(Collected data)
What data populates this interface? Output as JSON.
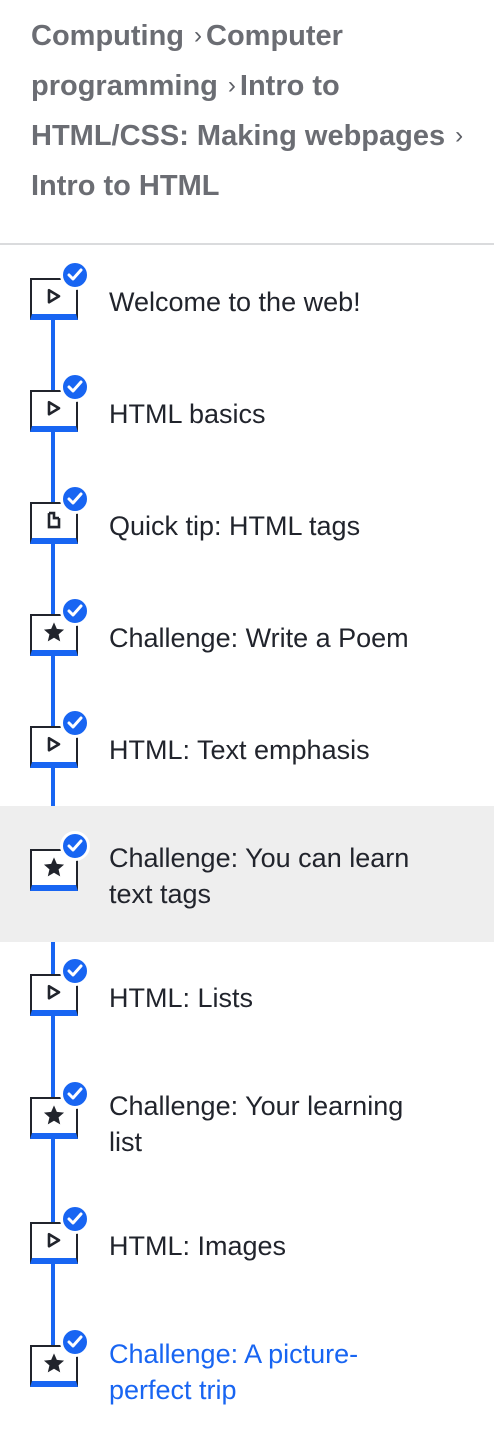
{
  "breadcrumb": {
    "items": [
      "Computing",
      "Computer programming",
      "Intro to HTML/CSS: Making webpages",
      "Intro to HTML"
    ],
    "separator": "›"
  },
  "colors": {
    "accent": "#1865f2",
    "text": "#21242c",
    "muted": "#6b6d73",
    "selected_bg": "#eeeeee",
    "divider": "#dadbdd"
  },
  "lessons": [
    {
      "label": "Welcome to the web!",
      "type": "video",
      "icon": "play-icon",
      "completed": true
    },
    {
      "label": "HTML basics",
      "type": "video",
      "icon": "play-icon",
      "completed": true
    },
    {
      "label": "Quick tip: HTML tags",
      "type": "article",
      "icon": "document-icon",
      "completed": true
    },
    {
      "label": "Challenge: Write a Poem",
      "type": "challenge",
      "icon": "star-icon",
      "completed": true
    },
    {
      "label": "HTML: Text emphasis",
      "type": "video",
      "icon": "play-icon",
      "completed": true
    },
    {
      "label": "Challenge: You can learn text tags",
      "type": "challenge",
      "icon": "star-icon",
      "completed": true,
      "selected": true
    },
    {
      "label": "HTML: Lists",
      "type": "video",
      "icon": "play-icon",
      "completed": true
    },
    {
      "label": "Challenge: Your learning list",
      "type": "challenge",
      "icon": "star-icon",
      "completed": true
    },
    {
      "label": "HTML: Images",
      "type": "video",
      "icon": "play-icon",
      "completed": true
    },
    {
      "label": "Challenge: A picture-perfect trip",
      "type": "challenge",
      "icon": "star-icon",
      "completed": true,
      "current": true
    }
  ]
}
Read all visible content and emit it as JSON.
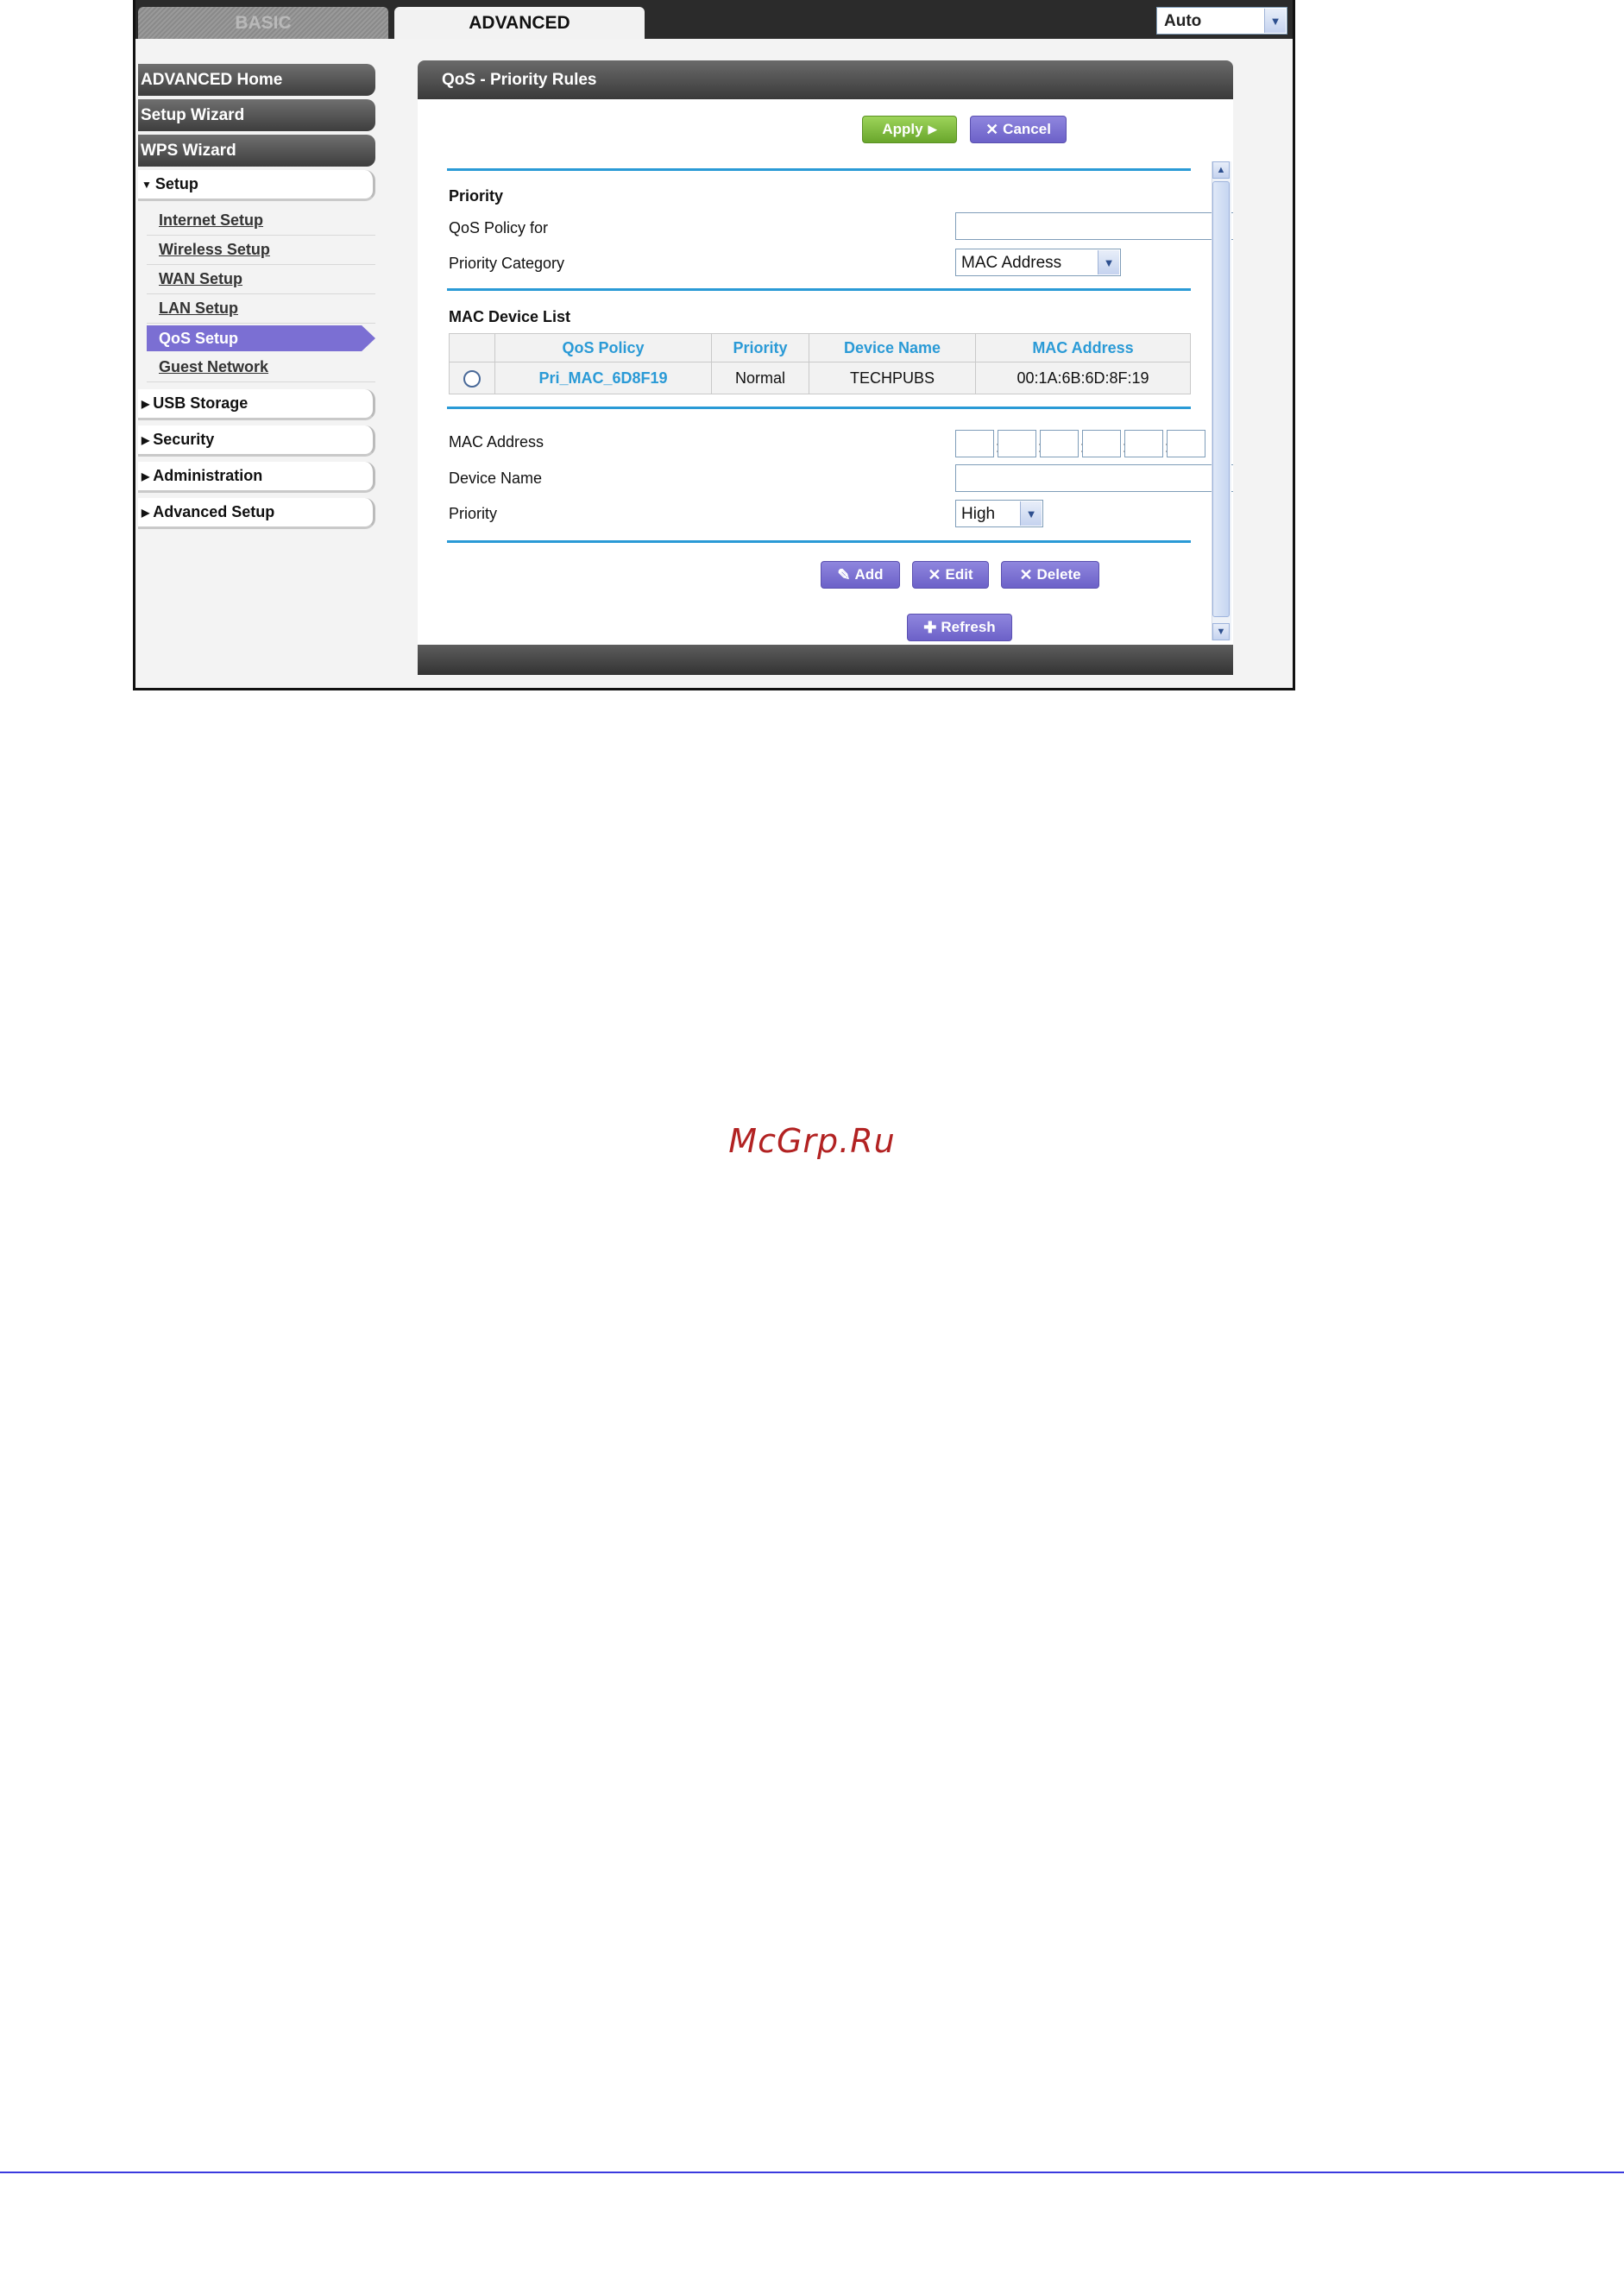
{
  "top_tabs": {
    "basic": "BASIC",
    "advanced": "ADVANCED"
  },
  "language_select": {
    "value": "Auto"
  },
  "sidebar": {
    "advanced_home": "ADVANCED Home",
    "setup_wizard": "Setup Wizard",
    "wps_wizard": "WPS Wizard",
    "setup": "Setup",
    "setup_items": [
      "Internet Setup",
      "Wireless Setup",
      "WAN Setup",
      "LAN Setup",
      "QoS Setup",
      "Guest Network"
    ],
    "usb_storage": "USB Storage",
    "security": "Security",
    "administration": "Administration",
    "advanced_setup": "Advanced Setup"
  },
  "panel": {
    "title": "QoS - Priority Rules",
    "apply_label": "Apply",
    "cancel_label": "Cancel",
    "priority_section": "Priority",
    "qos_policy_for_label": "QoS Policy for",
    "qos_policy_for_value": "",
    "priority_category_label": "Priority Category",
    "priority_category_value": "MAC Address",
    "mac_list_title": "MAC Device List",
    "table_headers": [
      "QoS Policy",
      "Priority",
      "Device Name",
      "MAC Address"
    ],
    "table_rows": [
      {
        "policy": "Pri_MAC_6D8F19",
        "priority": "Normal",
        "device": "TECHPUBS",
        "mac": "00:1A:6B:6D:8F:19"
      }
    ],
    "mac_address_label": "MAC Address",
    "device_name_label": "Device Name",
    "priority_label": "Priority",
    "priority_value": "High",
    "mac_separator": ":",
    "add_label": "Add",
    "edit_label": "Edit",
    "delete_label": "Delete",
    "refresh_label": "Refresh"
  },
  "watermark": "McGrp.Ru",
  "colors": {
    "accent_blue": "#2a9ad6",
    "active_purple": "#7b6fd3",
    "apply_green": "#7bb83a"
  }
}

STATED EXERCISE =
Using the material above, set down every line exactly, but skip the pictures.

ANSWER FOR THE TASK =
What data populates this interface? Output as JSON.
{
  "breadcrumb": {
    "items": [
      "Computing",
      "Computer programming",
      "Intro to HTML/CSS: Making webpages",
      "Intro to HTML"
    ],
    "separator": "›"
  },
  "colors": {
    "accent": "#1865f2",
    "text": "#21242c",
    "muted": "#6b6d73",
    "selected_bg": "#eeeeee",
    "divider": "#dadbdd"
  },
  "lessons": [
    {
      "label": "Welcome to the web!",
      "type": "video",
      "icon": "play-icon",
      "completed": true
    },
    {
      "label": "HTML basics",
      "type": "video",
      "icon": "play-icon",
      "completed": true
    },
    {
      "label": "Quick tip: HTML tags",
      "type": "article",
      "icon": "document-icon",
      "completed": true
    },
    {
      "label": "Challenge: Write a Poem",
      "type": "challenge",
      "icon": "star-icon",
      "completed": true
    },
    {
      "label": "HTML: Text emphasis",
      "type": "video",
      "icon": "play-icon",
      "completed": true
    },
    {
      "label": "Challenge: You can learn text tags",
      "type": "challenge",
      "icon": "star-icon",
      "completed": true,
      "selected": true
    },
    {
      "label": "HTML: Lists",
      "type": "video",
      "icon": "play-icon",
      "completed": true
    },
    {
      "label": "Challenge: Your learning list",
      "type": "challenge",
      "icon": "star-icon",
      "completed": true
    },
    {
      "label": "HTML: Images",
      "type": "video",
      "icon": "play-icon",
      "completed": true
    },
    {
      "label": "Challenge: A picture-perfect trip",
      "type": "challenge",
      "icon": "star-icon",
      "completed": true,
      "current": true
    }
  ]
}
Read all visible content and emit it as JSON.
{
  "top_tabs": {
    "basic": "BASIC",
    "advanced": "ADVANCED"
  },
  "language_select": {
    "value": "Auto"
  },
  "sidebar": {
    "advanced_home": "ADVANCED Home",
    "setup_wizard": "Setup Wizard",
    "wps_wizard": "WPS Wizard",
    "setup": "Setup",
    "setup_items": [
      "Internet Setup",
      "Wireless Setup",
      "WAN Setup",
      "LAN Setup",
      "QoS Setup",
      "Guest Network"
    ],
    "usb_storage": "USB Storage",
    "security": "Security",
    "administration": "Administration",
    "advanced_setup": "Advanced Setup"
  },
  "panel": {
    "title": "QoS - Priority Rules",
    "apply_label": "Apply",
    "cancel_label": "Cancel",
    "priority_section": "Priority",
    "qos_policy_for_label": "QoS Policy for",
    "qos_policy_for_value": "",
    "priority_category_label": "Priority Category",
    "priority_category_value": "MAC Address",
    "mac_list_title": "MAC Device List",
    "table_headers": [
      "QoS Policy",
      "Priority",
      "Device Name",
      "MAC Address"
    ],
    "table_rows": [
      {
        "policy": "Pri_MAC_6D8F19",
        "priority": "Normal",
        "device": "TECHPUBS",
        "mac": "00:1A:6B:6D:8F:19"
      }
    ],
    "mac_address_label": "MAC Address",
    "device_name_label": "Device Name",
    "priority_label": "Priority",
    "priority_value": "High",
    "mac_separator": ":",
    "add_label": "Add",
    "edit_label": "Edit",
    "delete_label": "Delete",
    "refresh_label": "Refresh"
  },
  "watermark": "McGrp.Ru",
  "colors": {
    "accent_blue": "#2a9ad6",
    "active_purple": "#7b6fd3",
    "apply_green": "#7bb83a"
  }
}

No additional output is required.